◆ PAGE ◆
═══

Charity: [00:19:36] Because we have seven engineers, we have seven engineers. And for the past year we've been like in, you know, hardcore sales enablement mode, trying to raise money, trying to get past this hump. And that means that we have to think very, very, you know, critically about what we're going to spend our time on and anything that is not for the, for the past six months, you know, anything that was not contributing towards getting new customers, onboarding customers faster got deprioritized. Now that we have gotten past the fundraising, we are starting to go back and pay down some of that tech debt we accrued.
Michaela: [00:20:12] So one of the things that I read on your blog, where you said rules actually inhibit the development of good judgment. And I think that says a lot about your team culture and your mentality. So, um, how would it look in, in your company? What policies, what rules do you have, or you don't have any policies or rules, how much, you know, how much empowerment have your engineers and things like that?
Charity: [00:20:38] You know, rules can, can be, you know, constraints can fuel creativity, but like the kind of rules I had in mind were like, you know, no deploys on Fridays. Well, that doesn't teach you why it's important or how to use your good judgment. It just tells you don't deploy on Fridays. And any other time is fine. Right? When in fact the more, the more subtle approach that I would like people to take is: anytime you're thinking of merging to master use your judgment. Is it seven o'clock at night? Is anyone else around? Are you about to walk out the door? If so, I don't care if it's Friday or Tuesday, like don't merge because you know it's going to get automatically deployed. I have a higher bar for merging things on Friday than I do for merging things on Thursday. Right. Um, and I feel like encouraging people to exercise this judgment and building incentives so that they feel the impact of the mistakes that they make. Yeah. That's nature's teacher and it's how you build good, thoughtful, careful engineers.
Michaela: [00:21:50] So you have been at Facebook and now you are leading that, uh, small startup. What's the main differences that you see, especially for the development of software. Right?
Charity: [00:22:03] Well, One of the reasons that I like small companies is because they run on a very human scale. Right. I love seeing everybody's face. They're just very special people to me. And I love seeing their faces makes me happy to be around them. I know them, you know, I can tell them having a bad day. Um, and it's very personal. Um, and at Facebook it was just like, you know, I was there for three years and I would still be walking down the hallway and recognizing almost nobody and yeah. You know Facebook is the only place in my entire career, the only time that I've ever like walked into a meeting room and had people like, look me up and down and go: "How technical are you again?" I was just like, fuck you. Like, I'm here representing a developer tool. I'm the only person from my company. Just give me the benefit of the doubt. You know, let's just assume, just round up shall we? I just, it was really annoying. Yeah.
Michaela: [00:23:01] Yeah. That's strange.
Charity: [00:23:02] It's not strange at all. It's Silicon Valley. I've gravitated towards smaller companies. So I've always, you know, people know who I am pretty quickly. Yeah. I'm not particularly shy or quiet. Um, and so I just never, I've never had to deal with that anonymity.

═══

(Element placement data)

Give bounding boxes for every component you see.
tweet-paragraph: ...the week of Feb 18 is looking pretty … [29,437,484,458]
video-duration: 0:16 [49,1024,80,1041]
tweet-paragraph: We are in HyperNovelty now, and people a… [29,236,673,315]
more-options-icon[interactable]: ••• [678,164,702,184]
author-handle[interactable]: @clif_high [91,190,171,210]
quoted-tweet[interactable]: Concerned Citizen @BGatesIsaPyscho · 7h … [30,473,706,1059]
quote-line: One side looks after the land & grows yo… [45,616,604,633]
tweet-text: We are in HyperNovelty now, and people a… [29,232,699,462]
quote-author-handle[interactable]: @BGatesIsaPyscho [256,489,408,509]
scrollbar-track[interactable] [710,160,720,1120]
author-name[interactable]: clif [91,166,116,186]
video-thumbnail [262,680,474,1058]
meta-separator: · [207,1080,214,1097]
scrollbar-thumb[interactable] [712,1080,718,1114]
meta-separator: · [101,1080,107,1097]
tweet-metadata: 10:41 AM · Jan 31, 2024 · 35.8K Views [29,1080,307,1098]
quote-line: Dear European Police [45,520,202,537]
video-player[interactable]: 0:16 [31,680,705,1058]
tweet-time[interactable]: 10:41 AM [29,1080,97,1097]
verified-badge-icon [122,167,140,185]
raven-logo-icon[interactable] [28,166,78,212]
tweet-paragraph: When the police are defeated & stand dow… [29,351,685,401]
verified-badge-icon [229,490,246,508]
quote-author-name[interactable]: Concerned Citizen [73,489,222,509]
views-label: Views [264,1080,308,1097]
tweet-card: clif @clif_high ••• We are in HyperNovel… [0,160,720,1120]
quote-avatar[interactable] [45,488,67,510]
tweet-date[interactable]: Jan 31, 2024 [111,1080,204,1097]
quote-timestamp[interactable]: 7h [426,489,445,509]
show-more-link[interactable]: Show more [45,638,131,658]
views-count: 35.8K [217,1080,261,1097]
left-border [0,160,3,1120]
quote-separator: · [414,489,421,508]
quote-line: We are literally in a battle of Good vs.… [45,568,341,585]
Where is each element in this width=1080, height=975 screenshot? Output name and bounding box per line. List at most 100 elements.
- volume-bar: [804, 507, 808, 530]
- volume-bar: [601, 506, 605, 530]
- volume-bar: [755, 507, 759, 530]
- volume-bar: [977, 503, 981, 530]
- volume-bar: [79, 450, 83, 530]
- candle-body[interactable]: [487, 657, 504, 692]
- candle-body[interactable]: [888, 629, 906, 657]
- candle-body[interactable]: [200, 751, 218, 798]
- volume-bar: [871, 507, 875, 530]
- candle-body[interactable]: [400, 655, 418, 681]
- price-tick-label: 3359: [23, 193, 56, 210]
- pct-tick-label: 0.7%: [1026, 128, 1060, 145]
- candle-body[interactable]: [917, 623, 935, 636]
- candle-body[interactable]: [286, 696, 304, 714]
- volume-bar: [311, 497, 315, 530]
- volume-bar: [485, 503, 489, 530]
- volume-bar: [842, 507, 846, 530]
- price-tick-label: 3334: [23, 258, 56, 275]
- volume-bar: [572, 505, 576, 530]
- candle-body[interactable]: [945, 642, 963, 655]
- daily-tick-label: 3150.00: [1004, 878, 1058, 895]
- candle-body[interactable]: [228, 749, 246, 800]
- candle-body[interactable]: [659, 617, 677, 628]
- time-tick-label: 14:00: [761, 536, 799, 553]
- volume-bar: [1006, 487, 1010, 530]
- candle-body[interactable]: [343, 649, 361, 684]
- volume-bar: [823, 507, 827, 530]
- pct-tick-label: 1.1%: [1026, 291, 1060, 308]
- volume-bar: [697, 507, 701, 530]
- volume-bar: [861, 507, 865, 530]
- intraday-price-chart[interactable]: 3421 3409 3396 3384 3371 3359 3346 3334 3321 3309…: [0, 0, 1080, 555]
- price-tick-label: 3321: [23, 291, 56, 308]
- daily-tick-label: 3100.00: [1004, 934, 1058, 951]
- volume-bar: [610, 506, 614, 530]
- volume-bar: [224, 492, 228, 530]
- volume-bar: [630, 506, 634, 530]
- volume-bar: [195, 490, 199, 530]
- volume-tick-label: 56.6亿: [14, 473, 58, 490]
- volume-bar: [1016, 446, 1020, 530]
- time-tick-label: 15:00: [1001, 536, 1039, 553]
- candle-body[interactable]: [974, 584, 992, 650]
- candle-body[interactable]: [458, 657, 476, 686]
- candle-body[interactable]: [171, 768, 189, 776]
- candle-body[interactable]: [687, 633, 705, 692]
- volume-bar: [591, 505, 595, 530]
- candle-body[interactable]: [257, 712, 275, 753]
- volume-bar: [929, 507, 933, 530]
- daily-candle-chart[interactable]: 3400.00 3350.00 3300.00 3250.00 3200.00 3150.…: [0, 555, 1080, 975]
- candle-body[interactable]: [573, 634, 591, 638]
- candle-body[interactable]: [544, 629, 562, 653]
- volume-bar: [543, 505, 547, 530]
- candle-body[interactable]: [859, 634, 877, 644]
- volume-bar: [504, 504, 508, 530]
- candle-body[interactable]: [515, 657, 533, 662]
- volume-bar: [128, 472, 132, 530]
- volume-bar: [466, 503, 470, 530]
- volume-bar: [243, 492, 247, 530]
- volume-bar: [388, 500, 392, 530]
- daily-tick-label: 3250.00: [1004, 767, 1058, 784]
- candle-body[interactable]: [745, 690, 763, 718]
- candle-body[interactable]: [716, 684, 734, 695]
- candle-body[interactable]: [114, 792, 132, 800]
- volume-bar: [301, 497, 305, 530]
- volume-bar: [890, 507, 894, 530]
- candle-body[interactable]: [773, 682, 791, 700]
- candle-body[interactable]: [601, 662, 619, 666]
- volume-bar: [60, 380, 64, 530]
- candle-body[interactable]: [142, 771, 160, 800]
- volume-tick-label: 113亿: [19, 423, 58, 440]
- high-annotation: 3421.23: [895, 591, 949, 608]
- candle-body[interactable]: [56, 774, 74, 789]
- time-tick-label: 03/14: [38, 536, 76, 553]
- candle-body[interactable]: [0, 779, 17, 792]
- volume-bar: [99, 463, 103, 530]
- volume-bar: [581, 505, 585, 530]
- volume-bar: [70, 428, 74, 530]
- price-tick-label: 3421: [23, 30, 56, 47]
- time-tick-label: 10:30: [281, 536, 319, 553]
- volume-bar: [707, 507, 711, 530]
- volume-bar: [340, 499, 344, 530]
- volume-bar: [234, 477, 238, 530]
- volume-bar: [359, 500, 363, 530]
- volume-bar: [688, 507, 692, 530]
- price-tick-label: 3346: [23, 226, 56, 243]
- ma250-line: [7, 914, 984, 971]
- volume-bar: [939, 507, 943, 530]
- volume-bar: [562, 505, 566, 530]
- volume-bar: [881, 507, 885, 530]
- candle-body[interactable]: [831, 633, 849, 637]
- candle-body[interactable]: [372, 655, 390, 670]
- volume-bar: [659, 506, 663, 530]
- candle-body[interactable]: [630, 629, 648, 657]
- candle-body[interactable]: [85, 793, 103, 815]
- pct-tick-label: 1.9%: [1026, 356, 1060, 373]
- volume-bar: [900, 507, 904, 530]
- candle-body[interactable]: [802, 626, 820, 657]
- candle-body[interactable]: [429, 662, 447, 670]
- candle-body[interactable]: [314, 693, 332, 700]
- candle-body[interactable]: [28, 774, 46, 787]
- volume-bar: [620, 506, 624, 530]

═══

◆ THE PROBLEM ◆
Reproduce the passage of the interview transcript from "Michaela: [00:20:12] So" up to and including "things like that?".

◆ TASK RESPONSE ◆
Michaela: [00:20:12] So one of the things that I read on your blog, where you said rules actually inhibit the development of good judgment. And I think that says a lot about your team culture and your mentality. So, um, how would it look in, in your company? What policies, what rules do you have, or you don't have any policies or rules, how much, you know, how much empowerment have your engineers and things like that?